Start of Data supplied
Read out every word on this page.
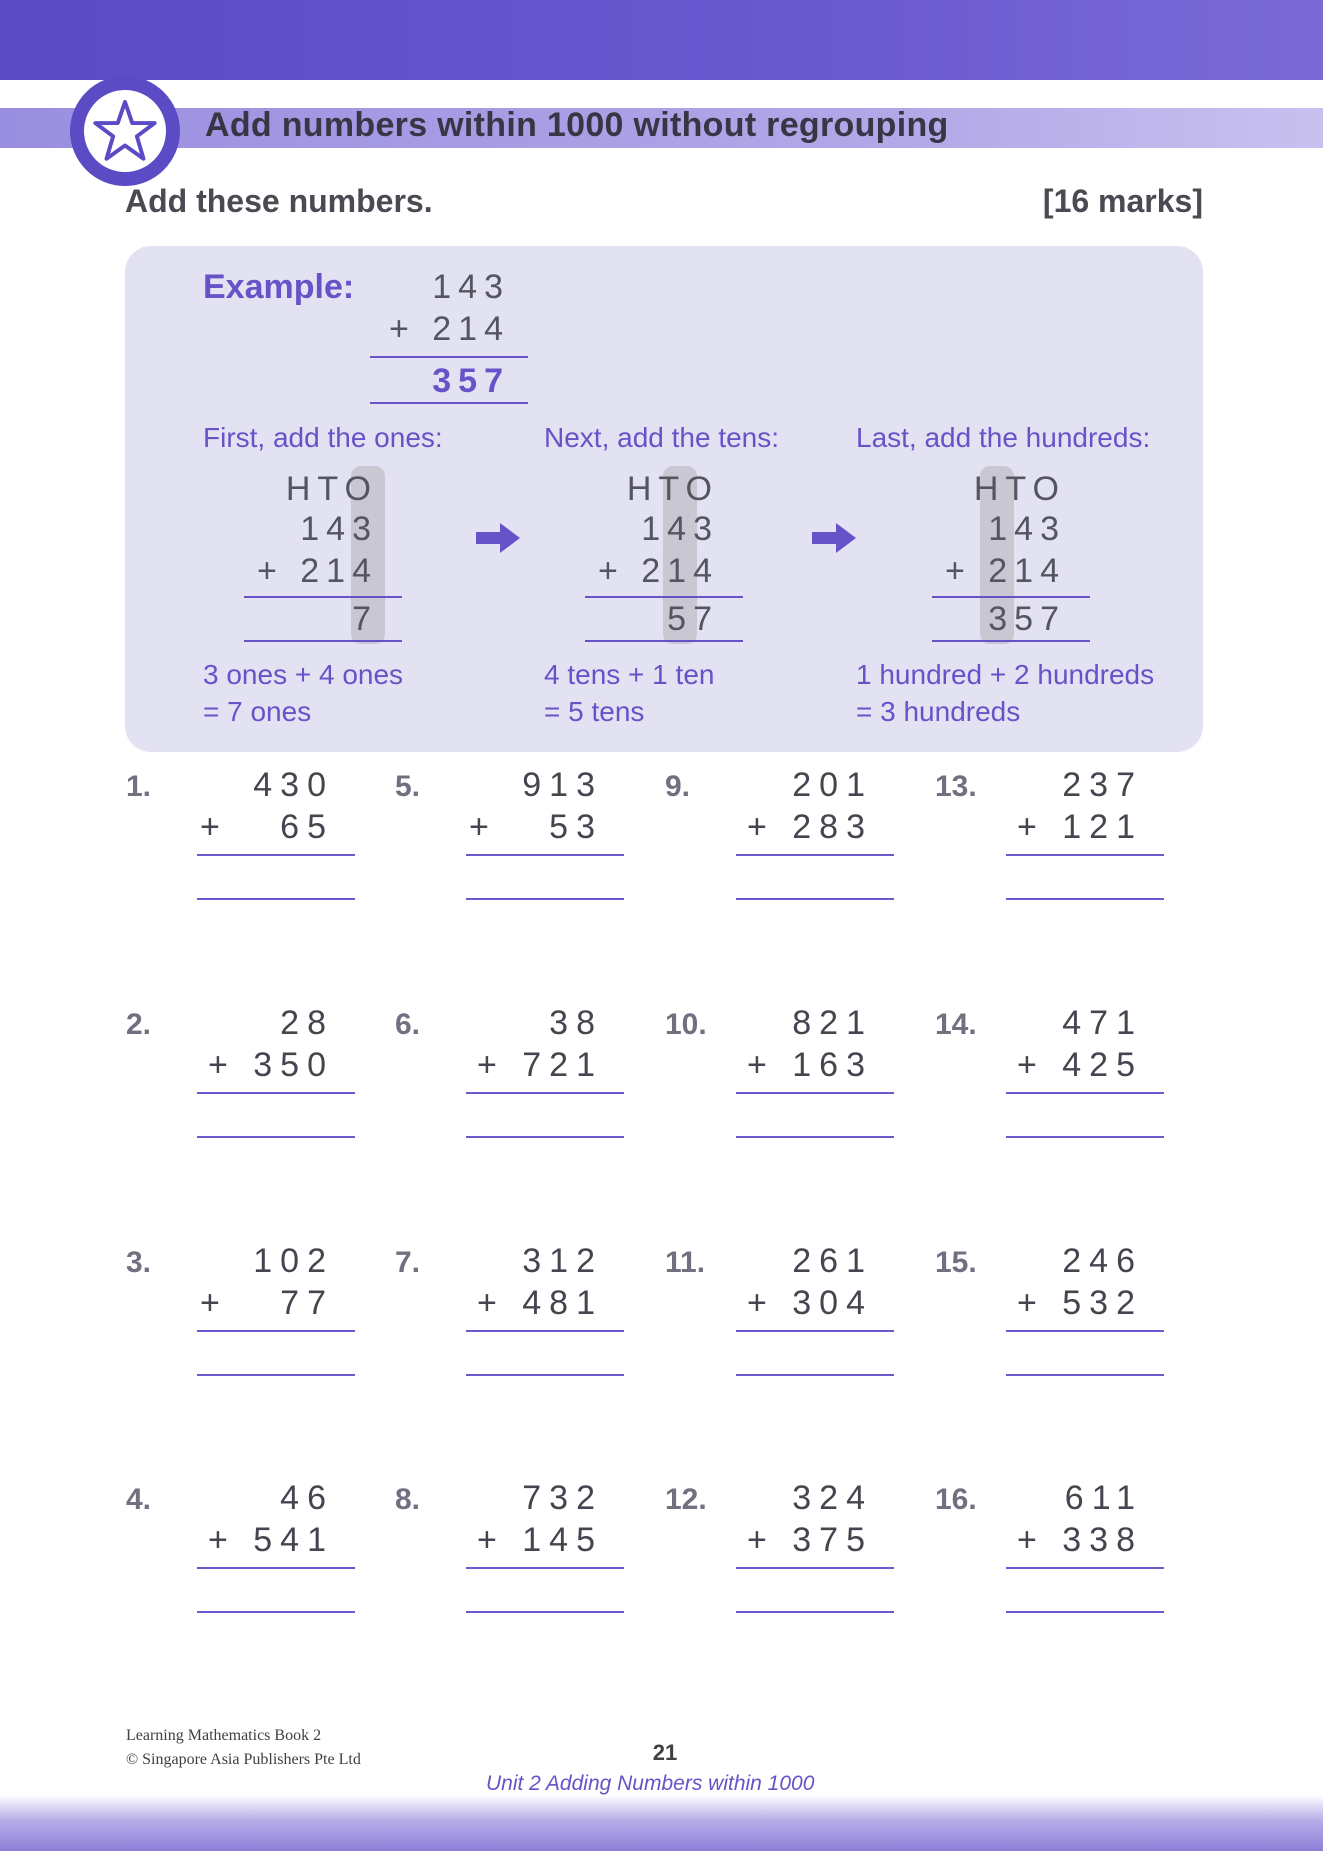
Add numbers within 1000 without regrouping
Add these numbers.	[16 marks]
Example:	143
+ 214
357
First, add the ones:
HTO
143
+ 214
7
3 ones + 4 ones
= 7 ones
Next, add the tens:
HTO
143
+ 214
57
4 tens + 1 ten
= 5 tens
Last, add the hundreds:
HTO
143
+ 214
357
1 hundred + 2 hundreds
= 3 hundreds
1.	430
+   65
2.	28
+ 350
3.	102
+   77
4.	46
+ 541
5.	913
+   53
6.	38
+ 721
7.	312
+ 481
8.	732
+ 145
9.	201
+ 283
10.	821
+ 163
11.	261
+ 304
12.	324
+ 375
13.	237
+ 121
14.	471
+ 425
15.	246
+ 532
16.	611
+ 338
Learning Mathematics Book 2
© Singapore Asia Publishers Pte Ltd	21
Unit 2 Adding Numbers within 1000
End of Data supplied
Given problem: Skip every picture and transcribe the data above exactly.

Answer to this task:
Read out every word on this page.
Add numbers within 1000 without regrouping
Add these numbers.	[16 marks]
Example:	143
+ 214
357
First, add the ones:
HTO
143
+ 214
7
3 ones + 4 ones
= 7 ones
Next, add the tens:
HTO
143
+ 214
57
4 tens + 1 ten
= 5 tens
Last, add the hundreds:
HTO
143
+ 214
357
1 hundred + 2 hundreds
= 3 hundreds
1.	430
+   65
2.	28
+ 350
3.	102
+   77
4.	46
+ 541
5.	913
+   53
6.	38
+ 721
7.	312
+ 481
8.	732
+ 145
9.	201
+ 283
10.	821
+ 163
11.	261
+ 304
12.	324
+ 375
13.	237
+ 121
14.	471
+ 425
15.	246
+ 532
16.	611
+ 338
Learning Mathematics Book 2
© Singapore Asia Publishers Pte Ltd	21
Unit 2 Adding Numbers within 1000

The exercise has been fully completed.